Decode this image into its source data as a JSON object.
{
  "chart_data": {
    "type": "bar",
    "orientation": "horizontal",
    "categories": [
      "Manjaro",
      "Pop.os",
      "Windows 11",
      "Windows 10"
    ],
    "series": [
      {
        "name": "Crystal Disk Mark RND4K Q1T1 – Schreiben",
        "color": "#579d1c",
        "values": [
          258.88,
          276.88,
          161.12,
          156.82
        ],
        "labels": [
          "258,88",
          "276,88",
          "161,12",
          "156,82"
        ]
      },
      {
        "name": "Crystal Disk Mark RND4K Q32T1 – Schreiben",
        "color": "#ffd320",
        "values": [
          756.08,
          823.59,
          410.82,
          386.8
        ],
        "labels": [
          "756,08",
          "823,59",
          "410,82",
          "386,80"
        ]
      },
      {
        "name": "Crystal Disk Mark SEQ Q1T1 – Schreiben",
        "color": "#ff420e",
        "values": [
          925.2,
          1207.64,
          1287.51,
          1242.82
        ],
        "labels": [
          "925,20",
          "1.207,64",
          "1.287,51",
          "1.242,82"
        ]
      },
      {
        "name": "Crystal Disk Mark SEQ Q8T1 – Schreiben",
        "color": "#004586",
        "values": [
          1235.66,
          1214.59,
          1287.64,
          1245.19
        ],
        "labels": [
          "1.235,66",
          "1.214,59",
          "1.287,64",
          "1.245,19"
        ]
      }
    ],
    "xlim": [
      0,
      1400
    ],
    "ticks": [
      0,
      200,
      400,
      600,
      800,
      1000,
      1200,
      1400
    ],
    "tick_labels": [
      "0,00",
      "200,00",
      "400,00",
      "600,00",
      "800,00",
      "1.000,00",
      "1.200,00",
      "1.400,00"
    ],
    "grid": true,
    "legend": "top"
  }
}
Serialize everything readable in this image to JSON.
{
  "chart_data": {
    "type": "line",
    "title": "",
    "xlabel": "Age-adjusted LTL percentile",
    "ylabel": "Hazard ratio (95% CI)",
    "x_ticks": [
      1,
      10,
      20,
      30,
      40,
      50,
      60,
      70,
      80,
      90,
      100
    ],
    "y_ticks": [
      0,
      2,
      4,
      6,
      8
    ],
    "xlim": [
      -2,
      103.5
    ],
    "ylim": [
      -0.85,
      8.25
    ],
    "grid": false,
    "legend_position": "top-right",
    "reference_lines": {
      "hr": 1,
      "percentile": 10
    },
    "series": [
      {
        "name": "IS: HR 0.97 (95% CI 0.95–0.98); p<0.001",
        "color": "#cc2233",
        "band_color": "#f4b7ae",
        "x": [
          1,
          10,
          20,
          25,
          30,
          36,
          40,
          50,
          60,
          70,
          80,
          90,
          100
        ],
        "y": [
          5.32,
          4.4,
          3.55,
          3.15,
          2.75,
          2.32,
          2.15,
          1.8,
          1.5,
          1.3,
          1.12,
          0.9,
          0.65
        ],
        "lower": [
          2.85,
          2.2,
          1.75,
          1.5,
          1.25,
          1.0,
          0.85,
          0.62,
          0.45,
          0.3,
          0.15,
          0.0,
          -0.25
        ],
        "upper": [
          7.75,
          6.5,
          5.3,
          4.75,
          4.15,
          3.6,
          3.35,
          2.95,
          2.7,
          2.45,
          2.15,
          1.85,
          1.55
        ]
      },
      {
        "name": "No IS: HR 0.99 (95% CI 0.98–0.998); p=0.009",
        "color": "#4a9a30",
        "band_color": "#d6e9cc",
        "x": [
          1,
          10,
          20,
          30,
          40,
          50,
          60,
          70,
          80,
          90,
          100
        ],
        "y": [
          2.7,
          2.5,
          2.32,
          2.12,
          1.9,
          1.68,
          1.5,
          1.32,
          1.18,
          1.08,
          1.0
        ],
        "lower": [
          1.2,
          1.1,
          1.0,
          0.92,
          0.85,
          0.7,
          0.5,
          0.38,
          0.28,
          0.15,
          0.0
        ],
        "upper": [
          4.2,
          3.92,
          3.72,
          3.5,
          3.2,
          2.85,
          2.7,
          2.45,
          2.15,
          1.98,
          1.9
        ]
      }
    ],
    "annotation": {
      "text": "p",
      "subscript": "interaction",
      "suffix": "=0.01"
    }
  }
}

|---|

> What is required: Faithfully reproduce all of the records, character for character.

> Solution for this problem:
Decode this image into its source data as a JSON object.
{
  "chart_data": {
    "type": "bar",
    "orientation": "horizontal",
    "categories": [
      "Manjaro",
      "Pop.os",
      "Windows 11",
      "Windows 10"
    ],
    "series": [
      {
        "name": "Crystal Disk Mark RND4K Q1T1 – Schreiben",
        "color": "#579d1c",
        "values": [
          258.88,
          276.88,
          161.12,
          156.82
        ],
        "labels": [
          "258,88",
          "276,88",
          "161,12",
          "156,82"
        ]
      },
      {
        "name": "Crystal Disk Mark RND4K Q32T1 – Schreiben",
        "color": "#ffd320",
        "values": [
          756.08,
          823.59,
          410.82,
          386.8
        ],
        "labels": [
          "756,08",
          "823,59",
          "410,82",
          "386,80"
        ]
      },
      {
        "name": "Crystal Disk Mark SEQ Q1T1 – Schreiben",
        "color": "#ff420e",
        "values": [
          925.2,
          1207.64,
          1287.51,
          1242.82
        ],
        "labels": [
          "925,20",
          "1.207,64",
          "1.287,51",
          "1.242,82"
        ]
      },
      {
        "name": "Crystal Disk Mark SEQ Q8T1 – Schreiben",
        "color": "#004586",
        "values": [
          1235.66,
          1214.59,
          1287.64,
          1245.19
        ],
        "labels": [
          "1.235,66",
          "1.214,59",
          "1.287,64",
          "1.245,19"
        ]
      }
    ],
    "xlim": [
      0,
      1400
    ],
    "ticks": [
      0,
      200,
      400,
      600,
      800,
      1000,
      1200,
      1400
    ],
    "tick_labels": [
      "0,00",
      "200,00",
      "400,00",
      "600,00",
      "800,00",
      "1.000,00",
      "1.200,00",
      "1.400,00"
    ],
    "grid": true,
    "legend": "top"
  }
}
Serialize everything readable in this image to JSON.
{
  "chart_data": {
    "type": "line",
    "title": "",
    "xlabel": "Age-adjusted LTL percentile",
    "ylabel": "Hazard ratio (95% CI)",
    "x_ticks": [
      1,
      10,
      20,
      30,
      40,
      50,
      60,
      70,
      80,
      90,
      100
    ],
    "y_ticks": [
      0,
      2,
      4,
      6,
      8
    ],
    "xlim": [
      -2,
      103.5
    ],
    "ylim": [
      -0.85,
      8.25
    ],
    "grid": false,
    "legend_position": "top-right",
    "reference_lines": {
      "hr": 1,
      "percentile": 10
    },
    "series": [
      {
        "name": "IS: HR 0.97 (95% CI 0.95–0.98); p<0.001",
        "color": "#cc2233",
        "band_color": "#f4b7ae",
        "x": [
          1,
          10,
          20,
          25,
          30,
          36,
          40,
          50,
          60,
          70,
          80,
          90,
          100
        ],
        "y": [
          5.32,
          4.4,
          3.55,
          3.15,
          2.75,
          2.32,
          2.15,
          1.8,
          1.5,
          1.3,
          1.12,
          0.9,
          0.65
        ],
        "lower": [
          2.85,
          2.2,
          1.75,
          1.5,
          1.25,
          1.0,
          0.85,
          0.62,
          0.45,
          0.3,
          0.15,
          0.0,
          -0.25
        ],
        "upper": [
          7.75,
          6.5,
          5.3,
          4.75,
          4.15,
          3.6,
          3.35,
          2.95,
          2.7,
          2.45,
          2.15,
          1.85,
          1.55
        ]
      },
      {
        "name": "No IS: HR 0.99 (95% CI 0.98–0.998); p=0.009",
        "color": "#4a9a30",
        "band_color": "#d6e9cc",
        "x": [
          1,
          10,
          20,
          30,
          40,
          50,
          60,
          70,
          80,
          90,
          100
        ],
        "y": [
          2.7,
          2.5,
          2.32,
          2.12,
          1.9,
          1.68,
          1.5,
          1.32,
          1.18,
          1.08,
          1.0
        ],
        "lower": [
          1.2,
          1.1,
          1.0,
          0.92,
          0.85,
          0.7,
          0.5,
          0.38,
          0.28,
          0.15,
          0.0
        ],
        "upper": [
          4.2,
          3.92,
          3.72,
          3.5,
          3.2,
          2.85,
          2.7,
          2.45,
          2.15,
          1.98,
          1.9
        ]
      }
    ],
    "annotation": {
      "text": "p",
      "subscript": "interaction",
      "suffix": "=0.01"
    }
  }
}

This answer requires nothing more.